The data ::
------------------------------
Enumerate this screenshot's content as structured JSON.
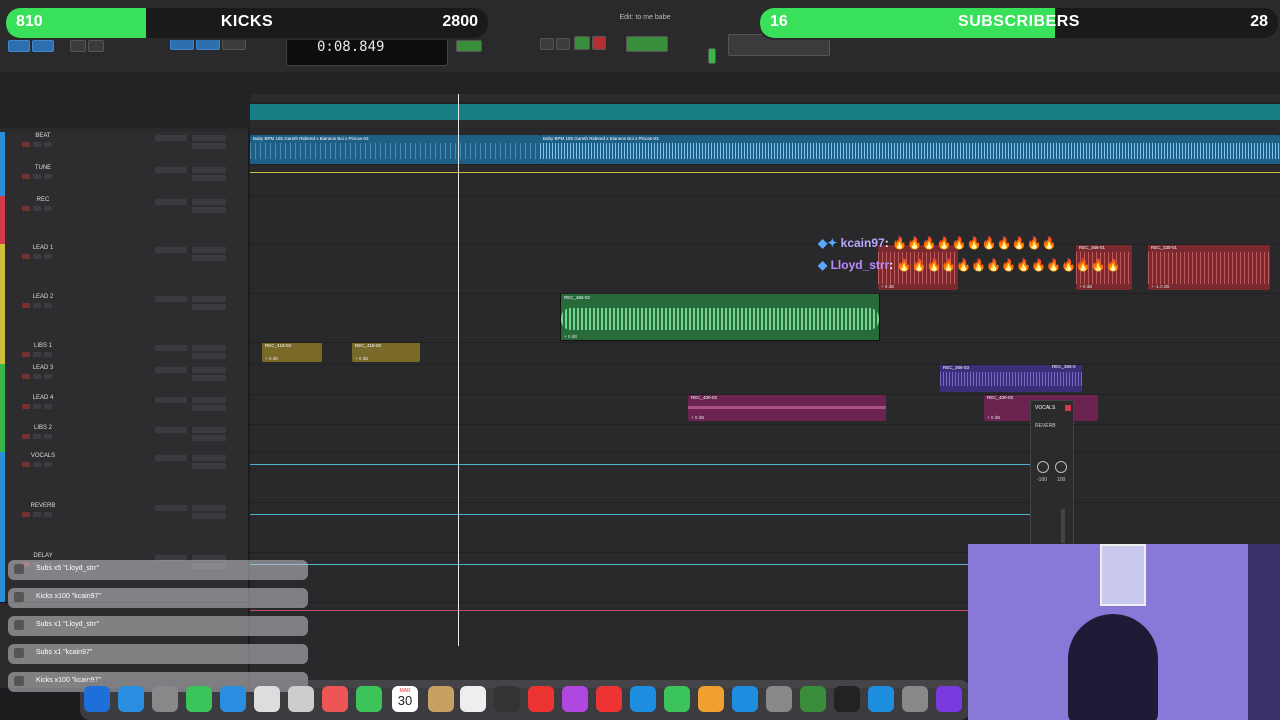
{
  "goals": {
    "kicks": {
      "left_value": "810",
      "title": "KICKS",
      "right_value": "2800",
      "progress": 0.29,
      "color": "#39e05a"
    },
    "subscribers": {
      "left_value": "16",
      "title": "SUBSCRIBERS",
      "right_value": "28",
      "progress": 0.57,
      "color": "#39e05a"
    }
  },
  "toolbar": {
    "counter": "0:08.849",
    "window_title": "Edit: to me babe"
  },
  "tracks": [
    {
      "name": "BEAT",
      "color": "#2a8fd6"
    },
    {
      "name": "TUNE",
      "color": "#2a8fd6"
    },
    {
      "name": "REC",
      "color": "#d23a4a"
    },
    {
      "name": "LEAD 1",
      "color": "#c9c23a"
    },
    {
      "name": "LEAD 2",
      "color": "#c9c23a"
    },
    {
      "name": "LIBS 1",
      "color": "#c9c23a"
    },
    {
      "name": "LEAD 3",
      "color": "#3ab54a"
    },
    {
      "name": "LEAD 4",
      "color": "#3ab54a"
    },
    {
      "name": "LIBS 2",
      "color": "#3ab54a"
    },
    {
      "name": "VOCALS",
      "color": "#2a8fd6"
    },
    {
      "name": "REVERB",
      "color": "#2a8fd6"
    },
    {
      "name": "DELAY",
      "color": "#2a8fd6"
    }
  ],
  "clips": {
    "beat_1": "Baby BPM 155 Gareth Ridered x Bianeos Boi x Pincas-03",
    "beat_2": "Baby BPM 155 Gareth Ridered x Bianeos Boi x Pincas-03",
    "lead2": "REC_365-02",
    "libs1_a": "REC_418-03",
    "libs1_b": "REC_418-03",
    "lead1_a": "REC_366-01",
    "lead1_b": "REC_330-01",
    "lead3_a": "REC_366-03",
    "lead3_b": "REC_366-0",
    "lead4_a": "REC_400-02",
    "lead4_b": "REC_400-03",
    "db_0": "+ 0 dB",
    "db_neg": "+ -1.0 dB"
  },
  "chat": [
    {
      "user": "kcain97",
      "message": "🔥🔥🔥🔥🔥🔥🔥🔥🔥🔥🔥",
      "color": "#b9a8ff"
    },
    {
      "user": "Lloyd_strr",
      "message": "🔥🔥🔥🔥🔥🔥🔥🔥🔥🔥🔥🔥🔥🔥🔥",
      "color": "#b98cff"
    }
  ],
  "notifications": [
    "Subs x5 \"Lloyd_strr\"",
    "Kicks x100 \"kcain97\"",
    "Subs x1 \"Lloyd_strr\"",
    "Subs x1 \"kcain97\"",
    "Kicks x100 \"kcain97\""
  ],
  "mixer": {
    "name": "VOCALS",
    "insert": "REVERB",
    "pan_left": "-100",
    "pan_right": "100"
  },
  "dock": {
    "calendar_day": "30",
    "calendar_month": "MAR"
  }
}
------------------------------
Goal ::
Identify the lines above with the word "Ridered". Copy them.

Result of this exercise ::
    "beat_1": "Baby BPM 155 Gareth Ridered x Bianeos Boi x Pincas-03",
    "beat_2": "Baby BPM 155 Gareth Ridered x Bianeos Boi x Pincas-03",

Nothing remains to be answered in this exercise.